▶ _Records from a data source_
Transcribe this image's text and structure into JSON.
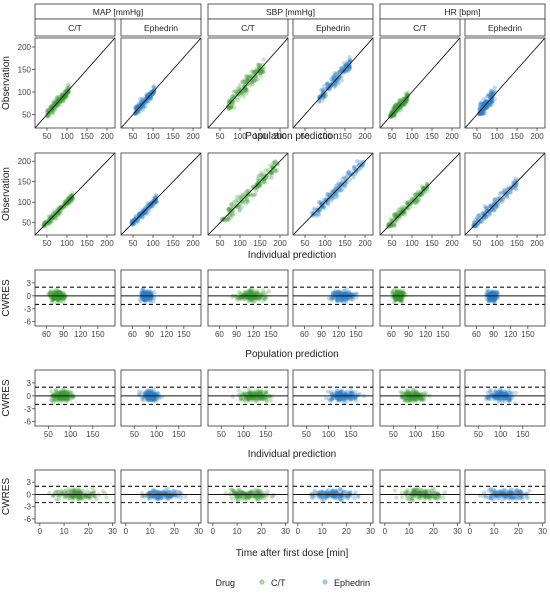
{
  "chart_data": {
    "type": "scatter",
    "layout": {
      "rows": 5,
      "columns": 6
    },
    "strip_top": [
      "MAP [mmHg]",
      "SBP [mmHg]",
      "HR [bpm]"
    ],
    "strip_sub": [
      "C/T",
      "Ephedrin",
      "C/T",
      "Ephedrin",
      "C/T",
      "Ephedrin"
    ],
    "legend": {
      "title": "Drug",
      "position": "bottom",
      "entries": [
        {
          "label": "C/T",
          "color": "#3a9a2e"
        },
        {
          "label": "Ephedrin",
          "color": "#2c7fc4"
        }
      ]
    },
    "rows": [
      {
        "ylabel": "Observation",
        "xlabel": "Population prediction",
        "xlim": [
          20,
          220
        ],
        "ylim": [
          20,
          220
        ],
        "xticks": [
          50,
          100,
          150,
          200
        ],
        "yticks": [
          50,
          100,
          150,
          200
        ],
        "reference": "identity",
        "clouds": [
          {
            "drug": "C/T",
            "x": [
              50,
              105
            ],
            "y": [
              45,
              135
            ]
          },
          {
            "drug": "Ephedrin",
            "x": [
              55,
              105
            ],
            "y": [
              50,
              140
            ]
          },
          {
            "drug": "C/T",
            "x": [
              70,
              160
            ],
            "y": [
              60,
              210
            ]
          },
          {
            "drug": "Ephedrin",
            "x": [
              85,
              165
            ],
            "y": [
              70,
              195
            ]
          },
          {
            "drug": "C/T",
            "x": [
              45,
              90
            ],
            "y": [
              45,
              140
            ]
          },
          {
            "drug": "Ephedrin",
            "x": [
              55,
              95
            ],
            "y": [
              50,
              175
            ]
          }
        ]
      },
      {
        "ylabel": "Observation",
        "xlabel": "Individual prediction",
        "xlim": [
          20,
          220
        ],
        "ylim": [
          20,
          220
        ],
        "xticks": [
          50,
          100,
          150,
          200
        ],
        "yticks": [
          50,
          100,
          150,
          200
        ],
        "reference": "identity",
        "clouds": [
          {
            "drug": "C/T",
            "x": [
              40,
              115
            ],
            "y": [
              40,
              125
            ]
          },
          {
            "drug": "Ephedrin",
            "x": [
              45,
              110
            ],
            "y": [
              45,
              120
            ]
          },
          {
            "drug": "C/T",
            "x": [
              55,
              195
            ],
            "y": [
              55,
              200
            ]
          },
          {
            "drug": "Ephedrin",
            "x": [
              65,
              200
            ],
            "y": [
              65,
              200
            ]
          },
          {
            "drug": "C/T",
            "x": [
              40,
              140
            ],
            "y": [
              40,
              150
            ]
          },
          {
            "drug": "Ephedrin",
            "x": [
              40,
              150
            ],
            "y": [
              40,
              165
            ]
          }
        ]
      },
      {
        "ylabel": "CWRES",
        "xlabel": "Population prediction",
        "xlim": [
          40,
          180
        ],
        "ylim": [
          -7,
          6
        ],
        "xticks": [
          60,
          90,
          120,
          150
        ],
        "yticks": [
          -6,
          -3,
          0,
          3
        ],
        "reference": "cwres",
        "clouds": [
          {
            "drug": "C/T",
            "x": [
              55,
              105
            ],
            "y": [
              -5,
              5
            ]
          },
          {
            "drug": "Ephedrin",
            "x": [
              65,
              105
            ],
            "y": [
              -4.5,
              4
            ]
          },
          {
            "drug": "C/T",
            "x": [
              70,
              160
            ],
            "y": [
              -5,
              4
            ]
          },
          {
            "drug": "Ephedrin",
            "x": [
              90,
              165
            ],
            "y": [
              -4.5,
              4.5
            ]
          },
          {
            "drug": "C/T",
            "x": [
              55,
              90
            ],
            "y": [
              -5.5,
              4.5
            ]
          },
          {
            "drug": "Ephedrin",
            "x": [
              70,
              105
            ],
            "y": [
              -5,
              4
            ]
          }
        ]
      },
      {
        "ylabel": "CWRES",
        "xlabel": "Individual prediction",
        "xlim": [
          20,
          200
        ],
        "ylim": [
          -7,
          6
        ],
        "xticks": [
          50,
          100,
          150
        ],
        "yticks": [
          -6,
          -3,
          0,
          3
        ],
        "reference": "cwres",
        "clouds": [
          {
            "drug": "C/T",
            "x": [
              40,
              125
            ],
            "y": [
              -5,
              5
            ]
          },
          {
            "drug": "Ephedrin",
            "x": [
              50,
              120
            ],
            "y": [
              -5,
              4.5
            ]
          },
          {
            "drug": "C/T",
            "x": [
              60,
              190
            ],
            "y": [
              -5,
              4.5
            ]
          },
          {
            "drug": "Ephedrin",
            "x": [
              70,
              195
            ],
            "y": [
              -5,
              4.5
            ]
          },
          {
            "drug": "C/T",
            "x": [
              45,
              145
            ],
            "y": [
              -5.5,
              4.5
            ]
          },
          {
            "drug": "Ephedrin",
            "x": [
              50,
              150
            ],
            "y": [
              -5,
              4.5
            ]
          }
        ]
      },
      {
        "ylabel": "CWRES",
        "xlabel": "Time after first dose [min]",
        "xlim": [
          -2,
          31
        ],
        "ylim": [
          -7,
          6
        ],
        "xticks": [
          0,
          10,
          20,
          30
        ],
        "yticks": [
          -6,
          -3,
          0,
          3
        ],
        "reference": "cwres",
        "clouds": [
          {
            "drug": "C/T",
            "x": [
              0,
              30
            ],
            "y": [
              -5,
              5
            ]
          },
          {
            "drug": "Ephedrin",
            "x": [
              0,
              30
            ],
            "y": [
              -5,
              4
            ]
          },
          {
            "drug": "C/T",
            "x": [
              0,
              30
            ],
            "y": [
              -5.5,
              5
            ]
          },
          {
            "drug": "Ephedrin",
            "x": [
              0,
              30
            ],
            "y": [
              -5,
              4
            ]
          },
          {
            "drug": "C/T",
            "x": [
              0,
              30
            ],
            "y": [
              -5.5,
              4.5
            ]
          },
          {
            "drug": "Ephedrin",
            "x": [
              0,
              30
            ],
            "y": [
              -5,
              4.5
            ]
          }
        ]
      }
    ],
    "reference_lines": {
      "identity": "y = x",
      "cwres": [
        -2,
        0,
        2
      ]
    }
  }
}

▶ _DIRECTIVE_
Transcribe every entry above exactly. Omit all pictures.

▶ _ANSWER TO THE EXERCISE_
Transcribe this image's text and structure into JSON.
{
  "chart_data": {
    "type": "scatter",
    "layout": {
      "rows": 5,
      "columns": 6
    },
    "strip_top": [
      "MAP [mmHg]",
      "SBP [mmHg]",
      "HR [bpm]"
    ],
    "strip_sub": [
      "C/T",
      "Ephedrin",
      "C/T",
      "Ephedrin",
      "C/T",
      "Ephedrin"
    ],
    "legend": {
      "title": "Drug",
      "position": "bottom",
      "entries": [
        {
          "label": "C/T",
          "color": "#3a9a2e"
        },
        {
          "label": "Ephedrin",
          "color": "#2c7fc4"
        }
      ]
    },
    "rows": [
      {
        "ylabel": "Observation",
        "xlabel": "Population prediction",
        "xlim": [
          20,
          220
        ],
        "ylim": [
          20,
          220
        ],
        "xticks": [
          50,
          100,
          150,
          200
        ],
        "yticks": [
          50,
          100,
          150,
          200
        ],
        "reference": "identity",
        "clouds": [
          {
            "drug": "C/T",
            "x": [
              50,
              105
            ],
            "y": [
              45,
              135
            ]
          },
          {
            "drug": "Ephedrin",
            "x": [
              55,
              105
            ],
            "y": [
              50,
              140
            ]
          },
          {
            "drug": "C/T",
            "x": [
              70,
              160
            ],
            "y": [
              60,
              210
            ]
          },
          {
            "drug": "Ephedrin",
            "x": [
              85,
              165
            ],
            "y": [
              70,
              195
            ]
          },
          {
            "drug": "C/T",
            "x": [
              45,
              90
            ],
            "y": [
              45,
              140
            ]
          },
          {
            "drug": "Ephedrin",
            "x": [
              55,
              95
            ],
            "y": [
              50,
              175
            ]
          }
        ]
      },
      {
        "ylabel": "Observation",
        "xlabel": "Individual prediction",
        "xlim": [
          20,
          220
        ],
        "ylim": [
          20,
          220
        ],
        "xticks": [
          50,
          100,
          150,
          200
        ],
        "yticks": [
          50,
          100,
          150,
          200
        ],
        "reference": "identity",
        "clouds": [
          {
            "drug": "C/T",
            "x": [
              40,
              115
            ],
            "y": [
              40,
              125
            ]
          },
          {
            "drug": "Ephedrin",
            "x": [
              45,
              110
            ],
            "y": [
              45,
              120
            ]
          },
          {
            "drug": "C/T",
            "x": [
              55,
              195
            ],
            "y": [
              55,
              200
            ]
          },
          {
            "drug": "Ephedrin",
            "x": [
              65,
              200
            ],
            "y": [
              65,
              200
            ]
          },
          {
            "drug": "C/T",
            "x": [
              40,
              140
            ],
            "y": [
              40,
              150
            ]
          },
          {
            "drug": "Ephedrin",
            "x": [
              40,
              150
            ],
            "y": [
              40,
              165
            ]
          }
        ]
      },
      {
        "ylabel": "CWRES",
        "xlabel": "Population prediction",
        "xlim": [
          40,
          180
        ],
        "ylim": [
          -7,
          6
        ],
        "xticks": [
          60,
          90,
          120,
          150
        ],
        "yticks": [
          -6,
          -3,
          0,
          3
        ],
        "reference": "cwres",
        "clouds": [
          {
            "drug": "C/T",
            "x": [
              55,
              105
            ],
            "y": [
              -5,
              5
            ]
          },
          {
            "drug": "Ephedrin",
            "x": [
              65,
              105
            ],
            "y": [
              -4.5,
              4
            ]
          },
          {
            "drug": "C/T",
            "x": [
              70,
              160
            ],
            "y": [
              -5,
              4
            ]
          },
          {
            "drug": "Ephedrin",
            "x": [
              90,
              165
            ],
            "y": [
              -4.5,
              4.5
            ]
          },
          {
            "drug": "C/T",
            "x": [
              55,
              90
            ],
            "y": [
              -5.5,
              4.5
            ]
          },
          {
            "drug": "Ephedrin",
            "x": [
              70,
              105
            ],
            "y": [
              -5,
              4
            ]
          }
        ]
      },
      {
        "ylabel": "CWRES",
        "xlabel": "Individual prediction",
        "xlim": [
          20,
          200
        ],
        "ylim": [
          -7,
          6
        ],
        "xticks": [
          50,
          100,
          150
        ],
        "yticks": [
          -6,
          -3,
          0,
          3
        ],
        "reference": "cwres",
        "clouds": [
          {
            "drug": "C/T",
            "x": [
              40,
              125
            ],
            "y": [
              -5,
              5
            ]
          },
          {
            "drug": "Ephedrin",
            "x": [
              50,
              120
            ],
            "y": [
              -5,
              4.5
            ]
          },
          {
            "drug": "C/T",
            "x": [
              60,
              190
            ],
            "y": [
              -5,
              4.5
            ]
          },
          {
            "drug": "Ephedrin",
            "x": [
              70,
              195
            ],
            "y": [
              -5,
              4.5
            ]
          },
          {
            "drug": "C/T",
            "x": [
              45,
              145
            ],
            "y": [
              -5.5,
              4.5
            ]
          },
          {
            "drug": "Ephedrin",
            "x": [
              50,
              150
            ],
            "y": [
              -5,
              4.5
            ]
          }
        ]
      },
      {
        "ylabel": "CWRES",
        "xlabel": "Time after first dose [min]",
        "xlim": [
          -2,
          31
        ],
        "ylim": [
          -7,
          6
        ],
        "xticks": [
          0,
          10,
          20,
          30
        ],
        "yticks": [
          -6,
          -3,
          0,
          3
        ],
        "reference": "cwres",
        "clouds": [
          {
            "drug": "C/T",
            "x": [
              0,
              30
            ],
            "y": [
              -5,
              5
            ]
          },
          {
            "drug": "Ephedrin",
            "x": [
              0,
              30
            ],
            "y": [
              -5,
              4
            ]
          },
          {
            "drug": "C/T",
            "x": [
              0,
              30
            ],
            "y": [
              -5.5,
              5
            ]
          },
          {
            "drug": "Ephedrin",
            "x": [
              0,
              30
            ],
            "y": [
              -5,
              4
            ]
          },
          {
            "drug": "C/T",
            "x": [
              0,
              30
            ],
            "y": [
              -5.5,
              4.5
            ]
          },
          {
            "drug": "Ephedrin",
            "x": [
              0,
              30
            ],
            "y": [
              -5,
              4.5
            ]
          }
        ]
      }
    ],
    "reference_lines": {
      "identity": "y = x",
      "cwres": [
        -2,
        0,
        2
      ]
    }
  }
}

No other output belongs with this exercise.